··· Extract to read
PostGIS, Curves, a Round World, and More
PostGIS – a leading open source spatial database – has made significant strides in recent releases, including support for a round-earth model, better performance, and more complete support for curves. This week at FOSS4G, participants will explore how best to leverage these capabilities and look ahead to new ones, along with other open source geospatial technologies. So, this seemed a fitting time to reflect on a few of these new features.
Geography
When spatial data spans a large area, it’s often stored in latitude/longitude (with an appropriate regional or global datum). Effectively using this data requires a round-earth approach — otherwise areas and distances don’t make sense and you run into discontinuities around the poles and 180° meridian. With its new Geography type, PostGIS can store, query, and manipulate spatial data in a round-earth way. Two approaches are used: Some calculations (e.g., distance and area) are calculated mathematically, and others (e.g., buffer and intersection) are approximated via local, flat coordinate systems.
Curves
The SQL/MM-3 standard (which overlaps somewhat with OGC’s Simple Features Architecture) defines Well Known Text and Binary representations for curved paths and areas. It includes CircularStrings (sequences of circular arcs), CompoundCurves (sequences of circular arcs and lines), and CurvePolygons (areas bounded by curved paths); PostGIS supports all of the above.
······
··· Excerpted data
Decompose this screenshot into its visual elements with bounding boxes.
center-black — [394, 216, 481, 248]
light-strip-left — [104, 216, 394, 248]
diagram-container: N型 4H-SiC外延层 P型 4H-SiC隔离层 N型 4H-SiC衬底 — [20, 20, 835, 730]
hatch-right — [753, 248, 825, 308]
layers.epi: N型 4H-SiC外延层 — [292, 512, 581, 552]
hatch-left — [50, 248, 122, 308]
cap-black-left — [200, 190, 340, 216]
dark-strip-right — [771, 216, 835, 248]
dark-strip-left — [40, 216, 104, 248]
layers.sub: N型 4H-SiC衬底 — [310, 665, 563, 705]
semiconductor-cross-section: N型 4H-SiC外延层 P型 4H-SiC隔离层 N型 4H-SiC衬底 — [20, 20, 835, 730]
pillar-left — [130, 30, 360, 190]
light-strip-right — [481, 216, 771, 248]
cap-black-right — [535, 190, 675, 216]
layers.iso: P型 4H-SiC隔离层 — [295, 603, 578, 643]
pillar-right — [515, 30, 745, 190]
······
§ **What the task asks**:
Continue the PostGIS article from the end of its section on curves.

§ **Answer for the task**:
One interesting limitation is that you can constrain a geometry column to a specific type (e.g. all Linestrings or all CircularStrings) but not to a generic type (e.g. all linear or all area geometries). This surprised me as I could imagine datasets containing a mix of lines and arcs (constraint to type Curve, unsupported), but couldn’t imagine many datasets consisting of all arcs and no lines (constraint to type CircularString, supported). This led me to challenge my earlier assumption that users frequently used geometry type constraints – is it that few users are interested in curves, or that few users are interested in geometry type constraints? I’d love to hear from you: How often do you constrain geometry columns to specific types? Are you using curved data? Does this limitation matter to you?
Community and Interoperability
In addition to releasing software, the PostGIS team has made significant contributions to interoperability in the wider geospatial landscape. For example, Paul Ramsey’s advocacy for the longitude/latitude ordering of geographic data (in a specific context) played a role in Microsoft’s round-earth implementation, reinforced an de facto standard, and made it easier to exchange this kind of data. I have also enjoyed Paul’s technical contributions on subjects such as “empty” geometries and challenges with round-earth data.
I’d also be remiss if I didn’t point out some new developments to how our own software (FME) works with PostGIS, including making it easy to load your data into these new PostGIS data types. Mark Ireland has a great summary of these enhancements and touches on updates to four key areas: geodetic data, Unicode, measures, and geometry model enhancements.
So I’m curious. How are you making the most of PostGIS?